**WHAT NEEDS TO BE DONE**. Copy whichever lines contain the string "ylabel".

★ ★ ★ ★

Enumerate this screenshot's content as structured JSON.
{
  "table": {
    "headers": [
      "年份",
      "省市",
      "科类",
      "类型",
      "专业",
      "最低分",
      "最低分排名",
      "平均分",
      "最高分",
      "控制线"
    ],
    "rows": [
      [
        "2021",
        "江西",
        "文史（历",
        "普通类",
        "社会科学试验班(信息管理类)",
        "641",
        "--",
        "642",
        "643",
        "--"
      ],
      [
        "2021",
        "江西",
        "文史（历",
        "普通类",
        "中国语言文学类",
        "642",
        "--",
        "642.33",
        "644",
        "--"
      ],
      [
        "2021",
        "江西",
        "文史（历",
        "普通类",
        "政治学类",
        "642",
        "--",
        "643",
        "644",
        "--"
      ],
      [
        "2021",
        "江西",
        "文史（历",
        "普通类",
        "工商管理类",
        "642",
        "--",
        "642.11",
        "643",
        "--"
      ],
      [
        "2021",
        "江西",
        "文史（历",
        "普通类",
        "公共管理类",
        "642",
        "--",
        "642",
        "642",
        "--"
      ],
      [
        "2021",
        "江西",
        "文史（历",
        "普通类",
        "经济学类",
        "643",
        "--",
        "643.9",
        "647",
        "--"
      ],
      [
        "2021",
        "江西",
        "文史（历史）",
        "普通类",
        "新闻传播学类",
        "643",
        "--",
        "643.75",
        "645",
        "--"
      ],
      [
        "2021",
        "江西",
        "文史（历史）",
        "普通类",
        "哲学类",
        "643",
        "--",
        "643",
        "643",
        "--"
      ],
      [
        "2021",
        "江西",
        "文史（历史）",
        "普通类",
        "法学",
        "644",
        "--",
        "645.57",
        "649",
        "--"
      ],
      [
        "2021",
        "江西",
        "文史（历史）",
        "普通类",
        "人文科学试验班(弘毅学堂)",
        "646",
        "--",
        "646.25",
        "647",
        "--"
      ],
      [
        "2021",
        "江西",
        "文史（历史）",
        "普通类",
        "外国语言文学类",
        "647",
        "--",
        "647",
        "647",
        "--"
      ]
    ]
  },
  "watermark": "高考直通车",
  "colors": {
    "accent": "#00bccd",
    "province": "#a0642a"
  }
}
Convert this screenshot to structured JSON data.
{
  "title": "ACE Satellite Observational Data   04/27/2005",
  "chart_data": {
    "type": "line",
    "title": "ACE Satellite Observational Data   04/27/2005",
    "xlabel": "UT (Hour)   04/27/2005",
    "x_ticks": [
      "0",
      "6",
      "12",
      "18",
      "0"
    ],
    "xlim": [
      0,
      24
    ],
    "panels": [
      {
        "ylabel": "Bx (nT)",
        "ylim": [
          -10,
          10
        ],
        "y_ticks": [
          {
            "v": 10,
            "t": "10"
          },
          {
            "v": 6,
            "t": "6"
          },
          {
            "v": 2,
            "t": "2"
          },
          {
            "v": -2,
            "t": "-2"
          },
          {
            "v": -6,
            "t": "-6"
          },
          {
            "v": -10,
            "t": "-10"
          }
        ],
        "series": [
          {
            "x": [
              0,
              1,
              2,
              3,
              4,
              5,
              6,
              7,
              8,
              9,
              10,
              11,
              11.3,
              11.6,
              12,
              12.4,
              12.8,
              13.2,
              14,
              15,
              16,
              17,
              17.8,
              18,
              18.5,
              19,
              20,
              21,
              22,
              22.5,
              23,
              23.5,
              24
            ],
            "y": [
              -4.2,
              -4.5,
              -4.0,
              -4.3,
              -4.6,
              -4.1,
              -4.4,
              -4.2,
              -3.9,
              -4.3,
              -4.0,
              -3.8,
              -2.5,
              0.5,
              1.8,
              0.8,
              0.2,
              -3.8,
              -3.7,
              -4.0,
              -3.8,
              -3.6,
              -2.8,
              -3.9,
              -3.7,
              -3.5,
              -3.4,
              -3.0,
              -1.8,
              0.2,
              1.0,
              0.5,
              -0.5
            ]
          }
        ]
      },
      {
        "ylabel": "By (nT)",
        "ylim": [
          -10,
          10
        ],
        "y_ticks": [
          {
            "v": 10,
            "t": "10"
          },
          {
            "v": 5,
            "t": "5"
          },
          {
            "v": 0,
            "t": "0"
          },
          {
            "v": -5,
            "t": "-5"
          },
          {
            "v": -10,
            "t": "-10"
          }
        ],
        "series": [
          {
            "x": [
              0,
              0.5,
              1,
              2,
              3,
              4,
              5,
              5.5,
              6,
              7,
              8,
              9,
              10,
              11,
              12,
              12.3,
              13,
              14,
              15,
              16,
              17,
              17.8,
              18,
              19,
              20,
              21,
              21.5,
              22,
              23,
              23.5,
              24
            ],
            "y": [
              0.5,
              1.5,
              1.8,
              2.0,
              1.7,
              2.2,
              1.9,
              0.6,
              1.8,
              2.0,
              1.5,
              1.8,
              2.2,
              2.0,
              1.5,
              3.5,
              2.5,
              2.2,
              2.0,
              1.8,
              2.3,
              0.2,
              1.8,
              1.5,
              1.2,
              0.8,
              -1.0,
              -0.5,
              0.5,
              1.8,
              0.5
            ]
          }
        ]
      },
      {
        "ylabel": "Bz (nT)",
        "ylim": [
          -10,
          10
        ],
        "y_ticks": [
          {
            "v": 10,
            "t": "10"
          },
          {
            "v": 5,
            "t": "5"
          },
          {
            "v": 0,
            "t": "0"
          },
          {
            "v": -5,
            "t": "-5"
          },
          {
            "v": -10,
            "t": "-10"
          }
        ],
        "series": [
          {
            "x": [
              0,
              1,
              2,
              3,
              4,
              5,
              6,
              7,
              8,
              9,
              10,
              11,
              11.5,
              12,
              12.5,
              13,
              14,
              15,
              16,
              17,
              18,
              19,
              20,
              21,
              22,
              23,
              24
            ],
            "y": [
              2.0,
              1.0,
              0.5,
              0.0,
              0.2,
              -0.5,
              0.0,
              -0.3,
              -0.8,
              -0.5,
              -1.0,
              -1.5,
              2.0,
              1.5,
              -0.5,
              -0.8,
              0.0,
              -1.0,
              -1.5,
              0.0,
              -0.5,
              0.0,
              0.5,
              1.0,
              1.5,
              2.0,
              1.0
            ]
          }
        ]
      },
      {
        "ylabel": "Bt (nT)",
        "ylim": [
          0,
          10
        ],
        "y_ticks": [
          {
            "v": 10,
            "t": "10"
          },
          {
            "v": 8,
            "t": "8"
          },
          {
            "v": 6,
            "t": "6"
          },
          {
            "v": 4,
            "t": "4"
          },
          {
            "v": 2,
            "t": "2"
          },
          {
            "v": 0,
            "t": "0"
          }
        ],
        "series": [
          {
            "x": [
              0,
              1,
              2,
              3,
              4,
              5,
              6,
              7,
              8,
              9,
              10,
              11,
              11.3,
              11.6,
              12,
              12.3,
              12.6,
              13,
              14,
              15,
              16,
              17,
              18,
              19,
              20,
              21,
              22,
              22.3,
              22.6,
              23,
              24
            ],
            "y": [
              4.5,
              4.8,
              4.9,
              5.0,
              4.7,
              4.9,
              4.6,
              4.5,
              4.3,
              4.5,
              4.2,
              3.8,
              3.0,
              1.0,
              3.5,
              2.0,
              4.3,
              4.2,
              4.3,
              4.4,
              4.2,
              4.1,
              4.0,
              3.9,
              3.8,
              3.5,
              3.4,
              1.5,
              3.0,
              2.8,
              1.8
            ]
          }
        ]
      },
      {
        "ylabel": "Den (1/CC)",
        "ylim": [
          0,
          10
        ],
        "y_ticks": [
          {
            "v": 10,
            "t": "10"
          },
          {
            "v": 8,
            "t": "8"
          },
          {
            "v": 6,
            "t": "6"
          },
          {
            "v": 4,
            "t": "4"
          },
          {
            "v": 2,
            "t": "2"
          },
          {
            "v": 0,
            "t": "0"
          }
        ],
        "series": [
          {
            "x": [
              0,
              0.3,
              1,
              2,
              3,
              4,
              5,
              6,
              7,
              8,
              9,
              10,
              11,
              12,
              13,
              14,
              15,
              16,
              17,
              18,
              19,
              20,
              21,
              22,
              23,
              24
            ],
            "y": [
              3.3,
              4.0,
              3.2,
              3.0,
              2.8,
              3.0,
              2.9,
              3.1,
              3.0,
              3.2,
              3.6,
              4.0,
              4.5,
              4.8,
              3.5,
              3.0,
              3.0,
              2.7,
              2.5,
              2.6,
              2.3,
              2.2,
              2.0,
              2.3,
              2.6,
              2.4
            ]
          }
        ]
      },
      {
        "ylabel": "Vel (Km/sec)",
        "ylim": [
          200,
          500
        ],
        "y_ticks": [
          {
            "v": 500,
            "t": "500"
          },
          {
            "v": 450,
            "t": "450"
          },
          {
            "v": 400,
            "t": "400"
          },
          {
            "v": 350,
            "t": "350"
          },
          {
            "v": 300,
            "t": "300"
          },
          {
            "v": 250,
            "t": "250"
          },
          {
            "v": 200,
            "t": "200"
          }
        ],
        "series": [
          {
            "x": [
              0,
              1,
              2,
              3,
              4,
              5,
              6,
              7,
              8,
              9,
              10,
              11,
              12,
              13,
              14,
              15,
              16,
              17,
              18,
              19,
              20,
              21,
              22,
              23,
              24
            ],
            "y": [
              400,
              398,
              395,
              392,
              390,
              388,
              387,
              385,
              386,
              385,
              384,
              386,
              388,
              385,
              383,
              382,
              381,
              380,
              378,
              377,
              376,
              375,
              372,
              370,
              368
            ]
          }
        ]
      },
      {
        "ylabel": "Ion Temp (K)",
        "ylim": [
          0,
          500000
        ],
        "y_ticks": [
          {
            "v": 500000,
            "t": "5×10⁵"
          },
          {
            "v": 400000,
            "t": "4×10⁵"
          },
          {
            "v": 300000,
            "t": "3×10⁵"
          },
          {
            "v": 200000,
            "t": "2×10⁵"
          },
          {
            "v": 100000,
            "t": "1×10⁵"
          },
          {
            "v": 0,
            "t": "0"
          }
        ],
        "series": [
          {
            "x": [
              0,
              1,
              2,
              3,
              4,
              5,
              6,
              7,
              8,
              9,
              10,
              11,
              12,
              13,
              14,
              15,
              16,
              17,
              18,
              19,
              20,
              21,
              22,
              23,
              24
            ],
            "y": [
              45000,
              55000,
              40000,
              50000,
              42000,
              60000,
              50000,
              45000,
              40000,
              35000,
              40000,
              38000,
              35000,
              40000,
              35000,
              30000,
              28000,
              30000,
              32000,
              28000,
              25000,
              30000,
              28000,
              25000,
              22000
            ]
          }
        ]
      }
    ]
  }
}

★ ★ ★ ★

**RESULT OF THE TASK**.
        "ylabel": "Bx (nT)",
        "ylabel": "By (nT)",
        "ylabel": "Bz (nT)",
        "ylabel": "Bt (nT)",
        "ylabel": "Den (1/CC)",
        "ylabel": "Vel (Km/sec)",
        "ylabel": "Ion Temp (K)",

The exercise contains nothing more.